• **Input material**
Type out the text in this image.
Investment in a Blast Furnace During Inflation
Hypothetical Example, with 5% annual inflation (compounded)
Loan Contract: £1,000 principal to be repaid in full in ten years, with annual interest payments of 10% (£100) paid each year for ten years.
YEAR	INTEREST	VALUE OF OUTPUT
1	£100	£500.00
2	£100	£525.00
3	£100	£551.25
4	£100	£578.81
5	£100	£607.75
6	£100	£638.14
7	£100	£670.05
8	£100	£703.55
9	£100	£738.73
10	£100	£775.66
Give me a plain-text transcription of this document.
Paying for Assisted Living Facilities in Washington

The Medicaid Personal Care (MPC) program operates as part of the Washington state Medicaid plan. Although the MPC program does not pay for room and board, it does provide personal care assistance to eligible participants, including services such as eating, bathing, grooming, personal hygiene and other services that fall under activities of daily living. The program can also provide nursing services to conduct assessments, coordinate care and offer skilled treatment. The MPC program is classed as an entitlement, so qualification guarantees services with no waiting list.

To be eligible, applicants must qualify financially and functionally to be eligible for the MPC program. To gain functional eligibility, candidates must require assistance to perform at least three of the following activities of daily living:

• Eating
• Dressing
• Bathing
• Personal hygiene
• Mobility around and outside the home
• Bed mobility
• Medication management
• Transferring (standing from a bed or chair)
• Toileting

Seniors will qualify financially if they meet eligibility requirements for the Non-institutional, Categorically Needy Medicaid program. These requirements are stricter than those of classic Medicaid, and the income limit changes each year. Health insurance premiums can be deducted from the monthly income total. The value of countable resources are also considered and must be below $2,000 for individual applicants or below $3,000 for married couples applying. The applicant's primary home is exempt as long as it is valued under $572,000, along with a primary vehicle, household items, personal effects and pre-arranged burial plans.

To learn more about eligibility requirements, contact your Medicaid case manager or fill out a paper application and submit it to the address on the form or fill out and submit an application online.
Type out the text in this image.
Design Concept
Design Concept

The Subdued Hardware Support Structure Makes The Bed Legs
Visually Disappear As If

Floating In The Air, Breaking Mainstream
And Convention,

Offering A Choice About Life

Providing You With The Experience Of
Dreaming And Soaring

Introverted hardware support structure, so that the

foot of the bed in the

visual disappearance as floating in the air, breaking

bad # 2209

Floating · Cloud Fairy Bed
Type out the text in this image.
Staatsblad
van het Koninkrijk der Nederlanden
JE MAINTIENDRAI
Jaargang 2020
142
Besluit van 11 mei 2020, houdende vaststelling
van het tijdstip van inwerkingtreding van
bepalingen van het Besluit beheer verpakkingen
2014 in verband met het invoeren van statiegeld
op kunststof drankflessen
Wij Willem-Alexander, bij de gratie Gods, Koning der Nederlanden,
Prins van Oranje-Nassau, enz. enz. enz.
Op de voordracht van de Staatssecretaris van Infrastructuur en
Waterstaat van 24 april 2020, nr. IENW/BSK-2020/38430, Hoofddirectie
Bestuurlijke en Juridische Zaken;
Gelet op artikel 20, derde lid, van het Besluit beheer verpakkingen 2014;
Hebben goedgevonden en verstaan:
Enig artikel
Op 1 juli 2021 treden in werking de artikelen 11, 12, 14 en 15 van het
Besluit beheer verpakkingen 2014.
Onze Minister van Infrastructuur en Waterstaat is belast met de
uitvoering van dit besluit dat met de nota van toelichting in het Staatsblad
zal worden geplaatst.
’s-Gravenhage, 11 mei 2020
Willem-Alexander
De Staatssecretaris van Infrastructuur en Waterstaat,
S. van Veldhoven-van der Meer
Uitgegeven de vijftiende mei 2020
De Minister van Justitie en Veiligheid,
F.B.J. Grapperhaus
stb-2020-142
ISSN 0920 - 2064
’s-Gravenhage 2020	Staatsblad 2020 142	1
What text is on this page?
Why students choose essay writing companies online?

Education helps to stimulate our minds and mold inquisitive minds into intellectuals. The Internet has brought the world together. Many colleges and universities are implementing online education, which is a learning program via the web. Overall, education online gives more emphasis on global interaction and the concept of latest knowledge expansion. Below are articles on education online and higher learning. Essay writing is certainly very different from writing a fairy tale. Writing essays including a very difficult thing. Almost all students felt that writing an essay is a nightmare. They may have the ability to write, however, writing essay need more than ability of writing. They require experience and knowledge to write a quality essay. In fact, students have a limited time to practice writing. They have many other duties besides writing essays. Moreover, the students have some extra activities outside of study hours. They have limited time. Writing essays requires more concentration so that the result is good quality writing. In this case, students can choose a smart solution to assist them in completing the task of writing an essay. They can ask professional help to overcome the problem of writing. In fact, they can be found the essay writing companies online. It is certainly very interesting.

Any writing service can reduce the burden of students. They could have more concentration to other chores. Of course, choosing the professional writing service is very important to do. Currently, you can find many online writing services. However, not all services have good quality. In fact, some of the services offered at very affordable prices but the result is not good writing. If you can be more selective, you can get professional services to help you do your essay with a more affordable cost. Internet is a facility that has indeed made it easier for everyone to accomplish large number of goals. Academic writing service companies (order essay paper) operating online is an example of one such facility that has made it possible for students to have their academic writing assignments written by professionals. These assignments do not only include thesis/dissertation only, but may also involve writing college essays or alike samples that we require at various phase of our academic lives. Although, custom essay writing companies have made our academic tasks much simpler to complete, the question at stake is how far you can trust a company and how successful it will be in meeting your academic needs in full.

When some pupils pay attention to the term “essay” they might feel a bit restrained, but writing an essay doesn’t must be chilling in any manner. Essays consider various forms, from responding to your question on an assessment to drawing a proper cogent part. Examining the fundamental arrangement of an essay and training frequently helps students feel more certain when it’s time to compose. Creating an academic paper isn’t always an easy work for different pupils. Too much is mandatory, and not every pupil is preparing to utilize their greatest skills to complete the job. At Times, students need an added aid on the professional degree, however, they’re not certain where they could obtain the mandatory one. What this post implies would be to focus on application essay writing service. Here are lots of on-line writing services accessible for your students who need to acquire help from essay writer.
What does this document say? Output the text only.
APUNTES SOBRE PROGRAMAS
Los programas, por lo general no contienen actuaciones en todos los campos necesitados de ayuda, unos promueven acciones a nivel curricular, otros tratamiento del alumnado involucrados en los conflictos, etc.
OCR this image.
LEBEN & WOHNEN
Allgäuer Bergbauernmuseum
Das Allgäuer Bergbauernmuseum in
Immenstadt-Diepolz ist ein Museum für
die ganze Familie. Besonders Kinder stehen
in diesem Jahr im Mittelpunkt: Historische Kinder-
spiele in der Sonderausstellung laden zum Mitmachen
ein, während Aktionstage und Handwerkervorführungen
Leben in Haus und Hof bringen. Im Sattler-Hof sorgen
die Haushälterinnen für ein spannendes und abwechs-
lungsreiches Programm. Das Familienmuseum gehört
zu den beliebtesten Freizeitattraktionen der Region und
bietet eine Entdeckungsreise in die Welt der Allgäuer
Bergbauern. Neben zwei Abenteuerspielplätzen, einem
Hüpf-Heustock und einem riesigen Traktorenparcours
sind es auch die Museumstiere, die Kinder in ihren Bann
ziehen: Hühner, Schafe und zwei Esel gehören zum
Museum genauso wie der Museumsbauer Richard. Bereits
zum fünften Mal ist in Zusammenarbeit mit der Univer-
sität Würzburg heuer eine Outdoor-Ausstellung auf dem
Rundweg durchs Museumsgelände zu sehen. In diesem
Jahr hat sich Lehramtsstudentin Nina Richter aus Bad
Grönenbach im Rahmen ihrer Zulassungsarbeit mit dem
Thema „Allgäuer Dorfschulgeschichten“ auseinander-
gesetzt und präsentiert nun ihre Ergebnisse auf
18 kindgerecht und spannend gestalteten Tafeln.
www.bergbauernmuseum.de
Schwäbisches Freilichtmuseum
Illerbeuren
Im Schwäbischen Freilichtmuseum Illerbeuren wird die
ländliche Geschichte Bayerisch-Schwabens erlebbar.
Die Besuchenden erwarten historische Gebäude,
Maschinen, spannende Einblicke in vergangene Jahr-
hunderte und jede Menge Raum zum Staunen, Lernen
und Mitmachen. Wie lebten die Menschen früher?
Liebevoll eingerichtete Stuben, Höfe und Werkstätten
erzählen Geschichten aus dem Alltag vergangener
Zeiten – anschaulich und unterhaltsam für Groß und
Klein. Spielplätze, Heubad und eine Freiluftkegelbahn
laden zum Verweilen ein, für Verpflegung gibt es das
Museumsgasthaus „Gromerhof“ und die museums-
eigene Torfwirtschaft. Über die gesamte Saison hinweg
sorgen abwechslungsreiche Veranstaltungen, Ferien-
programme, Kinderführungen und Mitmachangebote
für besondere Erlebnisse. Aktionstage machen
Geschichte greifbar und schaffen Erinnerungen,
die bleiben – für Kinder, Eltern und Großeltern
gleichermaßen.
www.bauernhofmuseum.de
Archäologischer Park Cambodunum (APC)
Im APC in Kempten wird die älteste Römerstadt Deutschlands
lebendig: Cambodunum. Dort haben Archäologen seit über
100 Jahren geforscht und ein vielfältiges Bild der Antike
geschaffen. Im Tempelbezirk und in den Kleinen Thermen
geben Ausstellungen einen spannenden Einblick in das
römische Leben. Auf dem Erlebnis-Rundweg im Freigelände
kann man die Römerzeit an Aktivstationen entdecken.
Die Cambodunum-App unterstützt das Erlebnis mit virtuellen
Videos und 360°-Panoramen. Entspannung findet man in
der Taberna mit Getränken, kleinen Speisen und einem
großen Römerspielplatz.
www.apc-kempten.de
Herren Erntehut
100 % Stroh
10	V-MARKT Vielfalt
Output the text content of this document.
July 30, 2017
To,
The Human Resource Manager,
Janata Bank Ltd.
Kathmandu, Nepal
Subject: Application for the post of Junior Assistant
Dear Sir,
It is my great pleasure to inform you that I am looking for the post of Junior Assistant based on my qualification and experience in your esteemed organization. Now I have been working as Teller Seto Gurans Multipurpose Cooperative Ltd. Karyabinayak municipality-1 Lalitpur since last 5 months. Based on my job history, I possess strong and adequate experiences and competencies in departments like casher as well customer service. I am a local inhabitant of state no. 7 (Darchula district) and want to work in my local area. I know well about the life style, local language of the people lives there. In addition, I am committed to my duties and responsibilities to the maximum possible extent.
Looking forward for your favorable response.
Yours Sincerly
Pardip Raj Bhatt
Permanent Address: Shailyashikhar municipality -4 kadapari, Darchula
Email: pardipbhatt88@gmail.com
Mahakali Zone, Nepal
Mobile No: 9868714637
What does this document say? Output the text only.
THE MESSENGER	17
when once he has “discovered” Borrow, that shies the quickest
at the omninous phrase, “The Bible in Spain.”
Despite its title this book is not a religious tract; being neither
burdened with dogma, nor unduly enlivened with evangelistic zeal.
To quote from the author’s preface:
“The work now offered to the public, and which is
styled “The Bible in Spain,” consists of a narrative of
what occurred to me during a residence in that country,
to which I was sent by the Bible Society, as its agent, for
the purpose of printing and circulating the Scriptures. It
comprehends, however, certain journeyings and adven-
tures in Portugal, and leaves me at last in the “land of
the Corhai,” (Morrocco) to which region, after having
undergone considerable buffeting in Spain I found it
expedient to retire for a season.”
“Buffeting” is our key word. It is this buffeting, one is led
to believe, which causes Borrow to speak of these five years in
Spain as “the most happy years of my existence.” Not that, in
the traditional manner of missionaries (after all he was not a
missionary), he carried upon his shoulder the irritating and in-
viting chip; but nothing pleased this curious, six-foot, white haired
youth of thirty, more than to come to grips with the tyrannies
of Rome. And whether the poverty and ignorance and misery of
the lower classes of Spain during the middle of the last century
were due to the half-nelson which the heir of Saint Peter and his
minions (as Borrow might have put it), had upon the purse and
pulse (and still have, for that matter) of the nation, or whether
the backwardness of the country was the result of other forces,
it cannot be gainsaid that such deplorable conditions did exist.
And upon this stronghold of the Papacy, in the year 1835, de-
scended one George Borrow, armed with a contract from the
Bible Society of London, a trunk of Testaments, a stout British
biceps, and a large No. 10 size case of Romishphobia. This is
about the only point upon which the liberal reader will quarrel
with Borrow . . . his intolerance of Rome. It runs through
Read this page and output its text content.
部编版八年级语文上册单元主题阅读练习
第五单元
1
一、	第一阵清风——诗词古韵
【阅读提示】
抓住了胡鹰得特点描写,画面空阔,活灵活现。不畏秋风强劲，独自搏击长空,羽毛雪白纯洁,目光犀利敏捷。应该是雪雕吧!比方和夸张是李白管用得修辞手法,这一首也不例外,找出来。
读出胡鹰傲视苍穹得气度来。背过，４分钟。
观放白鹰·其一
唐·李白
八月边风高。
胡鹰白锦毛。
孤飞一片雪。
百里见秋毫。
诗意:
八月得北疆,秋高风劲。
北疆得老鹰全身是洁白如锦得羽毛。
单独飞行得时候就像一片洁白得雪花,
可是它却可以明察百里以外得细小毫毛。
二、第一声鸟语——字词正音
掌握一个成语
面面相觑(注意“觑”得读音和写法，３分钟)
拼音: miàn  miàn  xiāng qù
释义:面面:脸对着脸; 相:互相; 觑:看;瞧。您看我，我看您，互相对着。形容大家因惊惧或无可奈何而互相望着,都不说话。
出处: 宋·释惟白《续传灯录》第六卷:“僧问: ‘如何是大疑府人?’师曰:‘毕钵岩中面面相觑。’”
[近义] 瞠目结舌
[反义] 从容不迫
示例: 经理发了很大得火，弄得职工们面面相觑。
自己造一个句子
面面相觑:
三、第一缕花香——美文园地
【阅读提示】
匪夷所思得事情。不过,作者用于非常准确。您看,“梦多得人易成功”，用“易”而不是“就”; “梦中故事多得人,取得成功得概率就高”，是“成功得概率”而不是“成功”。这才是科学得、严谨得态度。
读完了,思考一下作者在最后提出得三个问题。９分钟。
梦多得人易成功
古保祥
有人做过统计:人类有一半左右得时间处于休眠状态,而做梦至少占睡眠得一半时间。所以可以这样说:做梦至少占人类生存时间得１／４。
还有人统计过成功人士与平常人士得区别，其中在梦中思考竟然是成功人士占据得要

• **Instructions to follow**
Copy out each line of the records where the string "sorgen" appears.

• **Solution to the problem**
Leben in Haus und Hof bringen. Im Sattler-Hof sorgen
sorgen abwechslungsreiche Veranstaltungen, Ferien-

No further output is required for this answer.